* Description of the task
Every line below that holds the string "Faults" should be copied out.

* Exercise input
::::::::::

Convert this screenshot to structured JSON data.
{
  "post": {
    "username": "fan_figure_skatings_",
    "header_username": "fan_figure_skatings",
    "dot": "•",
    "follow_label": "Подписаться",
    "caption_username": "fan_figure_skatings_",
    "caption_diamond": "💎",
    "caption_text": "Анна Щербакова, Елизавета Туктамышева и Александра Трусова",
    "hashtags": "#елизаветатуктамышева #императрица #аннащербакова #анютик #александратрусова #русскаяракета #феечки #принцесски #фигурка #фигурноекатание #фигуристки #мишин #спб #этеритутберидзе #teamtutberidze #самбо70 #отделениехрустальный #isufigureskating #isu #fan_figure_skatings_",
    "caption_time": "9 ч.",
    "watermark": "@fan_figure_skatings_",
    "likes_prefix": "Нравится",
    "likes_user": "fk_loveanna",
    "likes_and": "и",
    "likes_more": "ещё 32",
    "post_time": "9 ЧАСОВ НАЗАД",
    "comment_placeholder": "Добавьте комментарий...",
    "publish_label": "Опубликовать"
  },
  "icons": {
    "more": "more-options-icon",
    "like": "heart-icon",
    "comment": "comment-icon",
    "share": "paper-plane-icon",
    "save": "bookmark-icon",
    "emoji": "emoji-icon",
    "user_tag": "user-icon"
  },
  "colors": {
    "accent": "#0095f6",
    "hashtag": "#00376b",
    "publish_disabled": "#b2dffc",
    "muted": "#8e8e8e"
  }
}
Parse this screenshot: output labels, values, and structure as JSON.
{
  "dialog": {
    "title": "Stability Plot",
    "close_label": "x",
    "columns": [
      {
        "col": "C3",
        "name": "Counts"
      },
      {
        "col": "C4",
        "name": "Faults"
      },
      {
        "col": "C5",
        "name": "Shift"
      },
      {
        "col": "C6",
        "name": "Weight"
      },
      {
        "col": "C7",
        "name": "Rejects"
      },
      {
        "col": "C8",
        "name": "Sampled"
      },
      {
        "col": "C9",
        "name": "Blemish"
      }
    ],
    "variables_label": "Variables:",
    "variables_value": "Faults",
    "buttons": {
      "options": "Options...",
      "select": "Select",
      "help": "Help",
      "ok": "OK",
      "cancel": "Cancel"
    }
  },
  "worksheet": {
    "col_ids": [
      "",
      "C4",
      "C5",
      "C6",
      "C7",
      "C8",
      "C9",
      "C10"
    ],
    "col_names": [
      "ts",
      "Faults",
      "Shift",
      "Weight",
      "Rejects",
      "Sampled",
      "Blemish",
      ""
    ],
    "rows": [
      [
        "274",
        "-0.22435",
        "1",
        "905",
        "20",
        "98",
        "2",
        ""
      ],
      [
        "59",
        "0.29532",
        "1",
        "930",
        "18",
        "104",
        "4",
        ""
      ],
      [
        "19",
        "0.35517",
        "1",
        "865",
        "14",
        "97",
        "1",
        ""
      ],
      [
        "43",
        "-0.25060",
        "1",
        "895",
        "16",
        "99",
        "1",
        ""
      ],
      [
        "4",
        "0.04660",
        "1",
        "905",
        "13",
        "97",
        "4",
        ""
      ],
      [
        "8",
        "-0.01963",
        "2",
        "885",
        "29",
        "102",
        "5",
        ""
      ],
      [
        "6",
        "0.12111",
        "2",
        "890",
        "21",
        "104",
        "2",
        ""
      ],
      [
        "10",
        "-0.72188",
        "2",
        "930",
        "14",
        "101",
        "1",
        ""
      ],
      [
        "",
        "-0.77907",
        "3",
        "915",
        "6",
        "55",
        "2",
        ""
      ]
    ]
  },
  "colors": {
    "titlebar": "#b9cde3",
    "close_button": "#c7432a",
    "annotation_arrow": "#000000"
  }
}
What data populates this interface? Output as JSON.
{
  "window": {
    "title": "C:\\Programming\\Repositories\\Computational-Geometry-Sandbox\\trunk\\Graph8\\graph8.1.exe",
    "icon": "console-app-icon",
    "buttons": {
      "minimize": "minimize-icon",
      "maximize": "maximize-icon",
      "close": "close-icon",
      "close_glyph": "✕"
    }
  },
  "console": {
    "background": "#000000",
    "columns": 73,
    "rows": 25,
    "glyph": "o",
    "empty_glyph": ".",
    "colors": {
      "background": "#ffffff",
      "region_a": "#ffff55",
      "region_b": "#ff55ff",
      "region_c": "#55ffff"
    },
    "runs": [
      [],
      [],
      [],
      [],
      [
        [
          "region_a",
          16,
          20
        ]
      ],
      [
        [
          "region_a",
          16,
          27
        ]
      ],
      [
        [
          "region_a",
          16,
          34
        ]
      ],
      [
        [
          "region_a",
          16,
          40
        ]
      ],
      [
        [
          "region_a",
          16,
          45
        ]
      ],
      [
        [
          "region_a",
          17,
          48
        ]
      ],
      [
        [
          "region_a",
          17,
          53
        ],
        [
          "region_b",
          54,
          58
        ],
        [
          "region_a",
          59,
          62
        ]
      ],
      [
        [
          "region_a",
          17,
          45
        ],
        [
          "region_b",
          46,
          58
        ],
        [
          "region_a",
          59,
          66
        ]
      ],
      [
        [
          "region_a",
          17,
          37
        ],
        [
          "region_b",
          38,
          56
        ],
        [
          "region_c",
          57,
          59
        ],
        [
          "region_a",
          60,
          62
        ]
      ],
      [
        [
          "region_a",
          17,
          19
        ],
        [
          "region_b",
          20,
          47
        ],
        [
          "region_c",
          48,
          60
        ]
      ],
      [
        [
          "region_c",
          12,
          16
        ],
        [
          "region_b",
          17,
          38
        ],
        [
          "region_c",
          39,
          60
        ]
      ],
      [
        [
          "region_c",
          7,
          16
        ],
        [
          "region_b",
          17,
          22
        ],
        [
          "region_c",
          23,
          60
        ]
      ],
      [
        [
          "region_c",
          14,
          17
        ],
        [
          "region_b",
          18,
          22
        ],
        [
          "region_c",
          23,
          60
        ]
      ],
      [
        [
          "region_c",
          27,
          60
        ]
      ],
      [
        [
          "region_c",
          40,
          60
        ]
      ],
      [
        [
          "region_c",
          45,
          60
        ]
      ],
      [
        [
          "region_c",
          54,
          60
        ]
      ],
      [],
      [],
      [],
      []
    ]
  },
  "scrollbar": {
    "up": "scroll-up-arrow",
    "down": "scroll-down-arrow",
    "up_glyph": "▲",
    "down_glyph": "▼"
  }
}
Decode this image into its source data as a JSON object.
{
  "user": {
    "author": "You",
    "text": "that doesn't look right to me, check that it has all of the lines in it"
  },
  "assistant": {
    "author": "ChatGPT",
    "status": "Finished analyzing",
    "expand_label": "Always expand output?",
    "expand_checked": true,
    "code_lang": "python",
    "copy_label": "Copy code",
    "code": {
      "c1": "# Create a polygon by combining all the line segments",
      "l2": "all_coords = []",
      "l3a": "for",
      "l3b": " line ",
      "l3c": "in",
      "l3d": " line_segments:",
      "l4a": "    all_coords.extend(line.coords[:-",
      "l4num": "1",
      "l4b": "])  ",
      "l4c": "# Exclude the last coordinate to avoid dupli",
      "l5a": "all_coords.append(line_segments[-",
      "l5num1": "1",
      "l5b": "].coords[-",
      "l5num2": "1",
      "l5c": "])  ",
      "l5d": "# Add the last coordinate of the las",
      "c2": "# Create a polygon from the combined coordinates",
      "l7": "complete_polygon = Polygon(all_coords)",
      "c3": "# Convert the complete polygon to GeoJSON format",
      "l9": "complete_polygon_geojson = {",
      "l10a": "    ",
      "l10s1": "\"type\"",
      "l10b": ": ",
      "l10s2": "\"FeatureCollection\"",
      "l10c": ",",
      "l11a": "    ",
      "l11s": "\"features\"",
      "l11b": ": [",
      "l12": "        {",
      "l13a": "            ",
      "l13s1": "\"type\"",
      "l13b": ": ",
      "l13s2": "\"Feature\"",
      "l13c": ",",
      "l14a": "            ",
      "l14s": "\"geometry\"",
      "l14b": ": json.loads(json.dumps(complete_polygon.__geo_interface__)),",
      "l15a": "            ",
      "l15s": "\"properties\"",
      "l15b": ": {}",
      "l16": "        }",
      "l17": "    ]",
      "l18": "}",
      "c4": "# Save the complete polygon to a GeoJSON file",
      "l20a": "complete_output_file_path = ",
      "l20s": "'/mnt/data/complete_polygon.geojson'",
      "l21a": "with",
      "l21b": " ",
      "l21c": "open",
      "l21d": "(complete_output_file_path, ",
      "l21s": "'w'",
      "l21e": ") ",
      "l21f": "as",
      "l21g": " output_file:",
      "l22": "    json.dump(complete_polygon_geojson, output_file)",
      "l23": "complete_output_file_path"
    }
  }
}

::::::::::

* Task answer
        "name": "Faults"
    "variables_value": "Faults",
      "Faults",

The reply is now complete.